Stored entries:

--- BEGIN ---

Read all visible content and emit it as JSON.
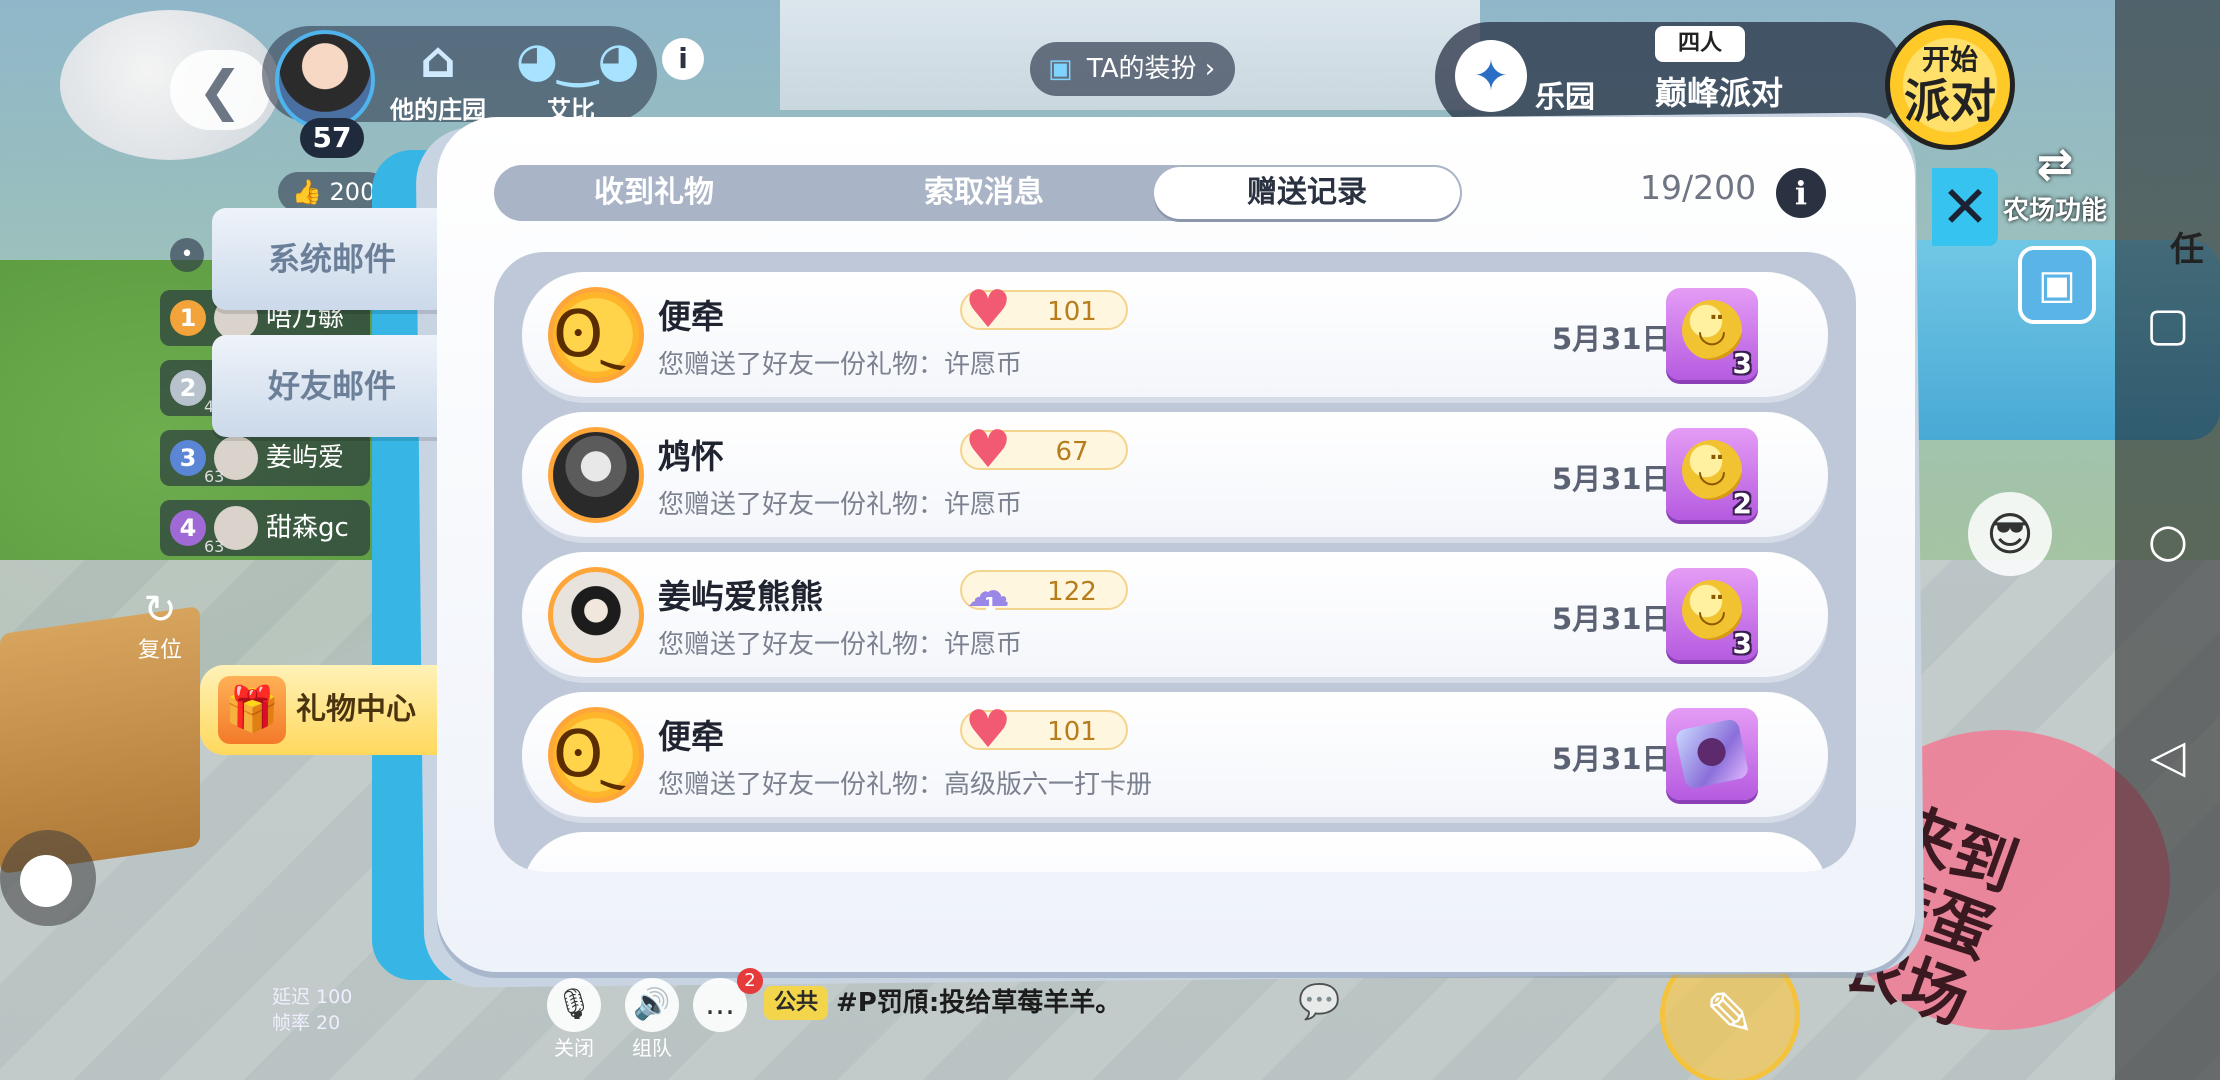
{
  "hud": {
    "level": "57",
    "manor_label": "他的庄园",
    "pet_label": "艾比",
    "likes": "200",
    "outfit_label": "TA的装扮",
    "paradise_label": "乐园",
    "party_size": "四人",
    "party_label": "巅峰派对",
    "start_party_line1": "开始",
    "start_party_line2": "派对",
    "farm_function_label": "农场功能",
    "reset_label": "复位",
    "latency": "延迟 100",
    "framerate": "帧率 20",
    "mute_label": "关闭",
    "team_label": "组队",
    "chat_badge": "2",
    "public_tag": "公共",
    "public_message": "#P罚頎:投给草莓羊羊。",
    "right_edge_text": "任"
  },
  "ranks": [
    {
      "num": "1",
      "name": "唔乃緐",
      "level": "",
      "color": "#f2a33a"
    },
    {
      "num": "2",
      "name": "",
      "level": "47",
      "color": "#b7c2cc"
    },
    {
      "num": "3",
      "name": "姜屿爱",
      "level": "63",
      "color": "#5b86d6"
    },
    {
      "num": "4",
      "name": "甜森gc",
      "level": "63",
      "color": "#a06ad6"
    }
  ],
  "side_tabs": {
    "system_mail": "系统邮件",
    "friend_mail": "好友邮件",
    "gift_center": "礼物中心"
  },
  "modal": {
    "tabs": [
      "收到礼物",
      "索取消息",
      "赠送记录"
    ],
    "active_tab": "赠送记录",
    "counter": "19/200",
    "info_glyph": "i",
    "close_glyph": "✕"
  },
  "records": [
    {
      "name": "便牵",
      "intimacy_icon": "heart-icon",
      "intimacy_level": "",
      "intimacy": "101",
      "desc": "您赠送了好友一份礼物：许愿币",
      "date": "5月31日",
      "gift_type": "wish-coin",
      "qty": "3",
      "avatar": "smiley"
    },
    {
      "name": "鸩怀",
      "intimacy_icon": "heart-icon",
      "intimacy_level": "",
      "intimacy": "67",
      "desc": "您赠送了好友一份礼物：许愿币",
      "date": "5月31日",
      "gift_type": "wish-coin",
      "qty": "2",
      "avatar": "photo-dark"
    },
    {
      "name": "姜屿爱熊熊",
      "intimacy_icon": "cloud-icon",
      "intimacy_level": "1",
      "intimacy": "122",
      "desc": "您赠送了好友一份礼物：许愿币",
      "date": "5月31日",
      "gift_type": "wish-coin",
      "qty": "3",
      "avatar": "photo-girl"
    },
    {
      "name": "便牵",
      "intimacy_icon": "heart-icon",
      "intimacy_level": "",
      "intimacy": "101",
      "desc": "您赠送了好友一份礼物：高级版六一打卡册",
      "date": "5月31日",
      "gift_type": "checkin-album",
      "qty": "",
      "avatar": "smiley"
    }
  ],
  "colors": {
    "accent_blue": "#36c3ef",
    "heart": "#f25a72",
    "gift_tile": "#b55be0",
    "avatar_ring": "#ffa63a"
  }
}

--- END ---

All records above are to be printed exactly, minus the pictures they contain.

COMPLETE RESPONSE
Read all visible content and emit it as JSON.
{
  "hud": {
    "level": "57",
    "manor_label": "他的庄园",
    "pet_label": "艾比",
    "likes": "200",
    "outfit_label": "TA的装扮",
    "paradise_label": "乐园",
    "party_size": "四人",
    "party_label": "巅峰派对",
    "start_party_line1": "开始",
    "start_party_line2": "派对",
    "farm_function_label": "农场功能",
    "reset_label": "复位",
    "latency": "延迟 100",
    "framerate": "帧率 20",
    "mute_label": "关闭",
    "team_label": "组队",
    "chat_badge": "2",
    "public_tag": "公共",
    "public_message": "#P罚頎:投给草莓羊羊。",
    "right_edge_text": "任"
  },
  "ranks": [
    {
      "num": "1",
      "name": "唔乃緐",
      "level": "",
      "color": "#f2a33a"
    },
    {
      "num": "2",
      "name": "",
      "level": "47",
      "color": "#b7c2cc"
    },
    {
      "num": "3",
      "name": "姜屿爱",
      "level": "63",
      "color": "#5b86d6"
    },
    {
      "num": "4",
      "name": "甜森gc",
      "level": "63",
      "color": "#a06ad6"
    }
  ],
  "side_tabs": {
    "system_mail": "系统邮件",
    "friend_mail": "好友邮件",
    "gift_center": "礼物中心"
  },
  "modal": {
    "tabs": [
      "收到礼物",
      "索取消息",
      "赠送记录"
    ],
    "active_tab": "赠送记录",
    "counter": "19/200",
    "info_glyph": "i",
    "close_glyph": "✕"
  },
  "records": [
    {
      "name": "便牵",
      "intimacy_icon": "heart-icon",
      "intimacy_level": "",
      "intimacy": "101",
      "desc": "您赠送了好友一份礼物：许愿币",
      "date": "5月31日",
      "gift_type": "wish-coin",
      "qty": "3",
      "avatar": "smiley"
    },
    {
      "name": "鸩怀",
      "intimacy_icon": "heart-icon",
      "intimacy_level": "",
      "intimacy": "67",
      "desc": "您赠送了好友一份礼物：许愿币",
      "date": "5月31日",
      "gift_type": "wish-coin",
      "qty": "2",
      "avatar": "photo-dark"
    },
    {
      "name": "姜屿爱熊熊",
      "intimacy_icon": "cloud-icon",
      "intimacy_level": "1",
      "intimacy": "122",
      "desc": "您赠送了好友一份礼物：许愿币",
      "date": "5月31日",
      "gift_type": "wish-coin",
      "qty": "3",
      "avatar": "photo-girl"
    },
    {
      "name": "便牵",
      "intimacy_icon": "heart-icon",
      "intimacy_level": "",
      "intimacy": "101",
      "desc": "您赠送了好友一份礼物：高级版六一打卡册",
      "date": "5月31日",
      "gift_type": "checkin-album",
      "qty": "",
      "avatar": "smiley"
    }
  ],
  "colors": {
    "accent_blue": "#36c3ef",
    "heart": "#f25a72",
    "gift_tile": "#b55be0",
    "avatar_ring": "#ffa63a"
  }
}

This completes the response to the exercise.